■ Problem to solve
Pictures do not belong in the copy. Return all of the entries exactly.

─── Stored data

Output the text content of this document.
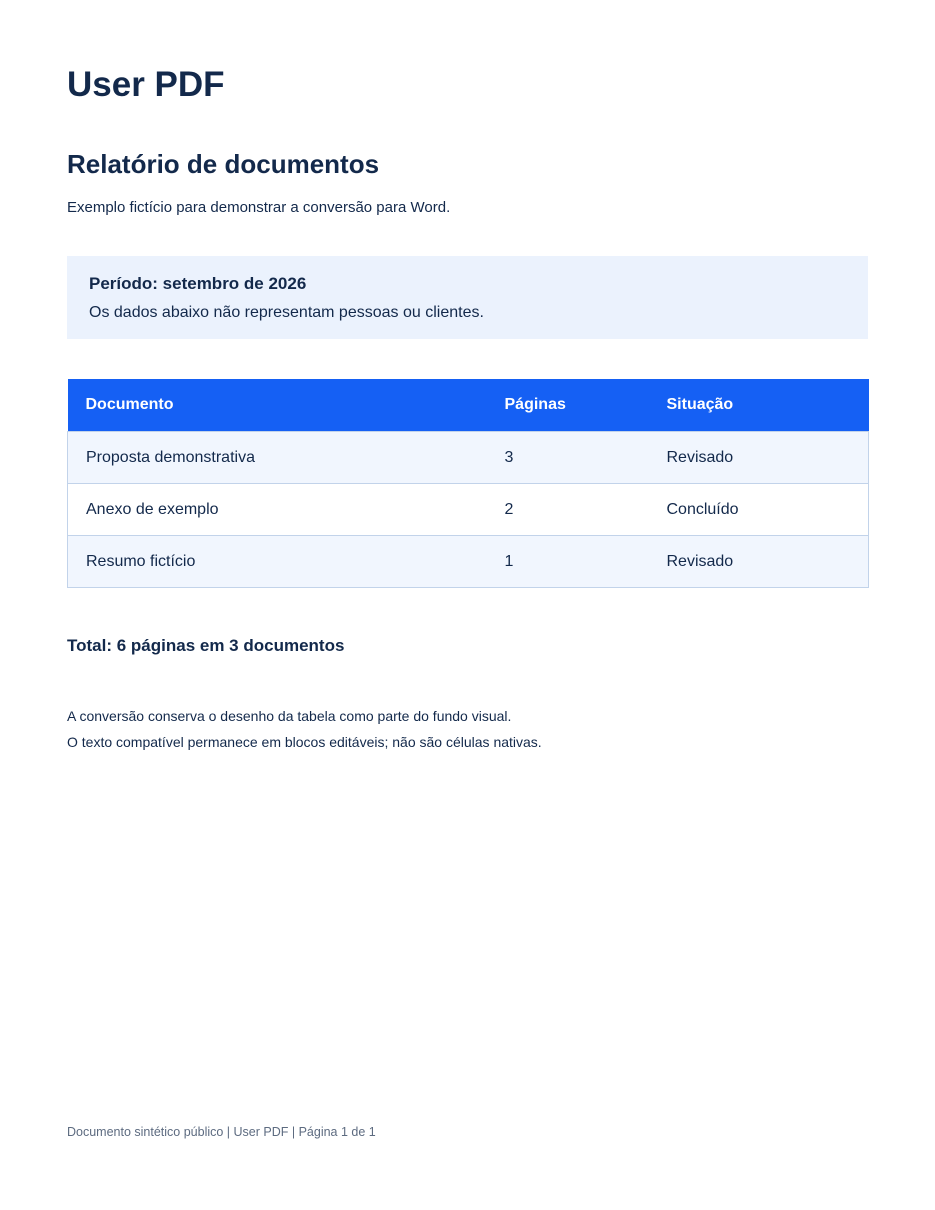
User PDF
Relatório de documentos
Exemplo fictício para demonstrar a conversão para Word.
Período: setembro de 2026
Os dados abaixo não representam pessoas ou clientes.
Documento	Páginas	Situação
Proposta demonstrativa	3	Revisado
Anexo de exemplo	2	Concluído
Resumo fictício	1	Revisado
Total: 6 páginas em 3 documentos
A conversão conserva o desenho da tabela como parte do fundo visual.
O texto compatível permanece em blocos editáveis; não são células nativas.
Documento sintético público | User PDF | Página 1 de 1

──────

■ In response
Output the text content of this document.
User PDF
Relatório de documentos
Exemplo fictício para demonstrar a conversão para Word.
Período: setembro de 2026
Os dados abaixo não representam pessoas ou clientes.
Documento	Páginas	Situação
Proposta demonstrativa	3	Revisado
Anexo de exemplo	2	Concluído
Resumo fictício	1	Revisado
Total: 6 páginas em 3 documentos
A conversão conserva o desenho da tabela como parte do fundo visual.
O texto compatível permanece em blocos editáveis; não são células nativas.
Documento sintético público | User PDF | Página 1 de 1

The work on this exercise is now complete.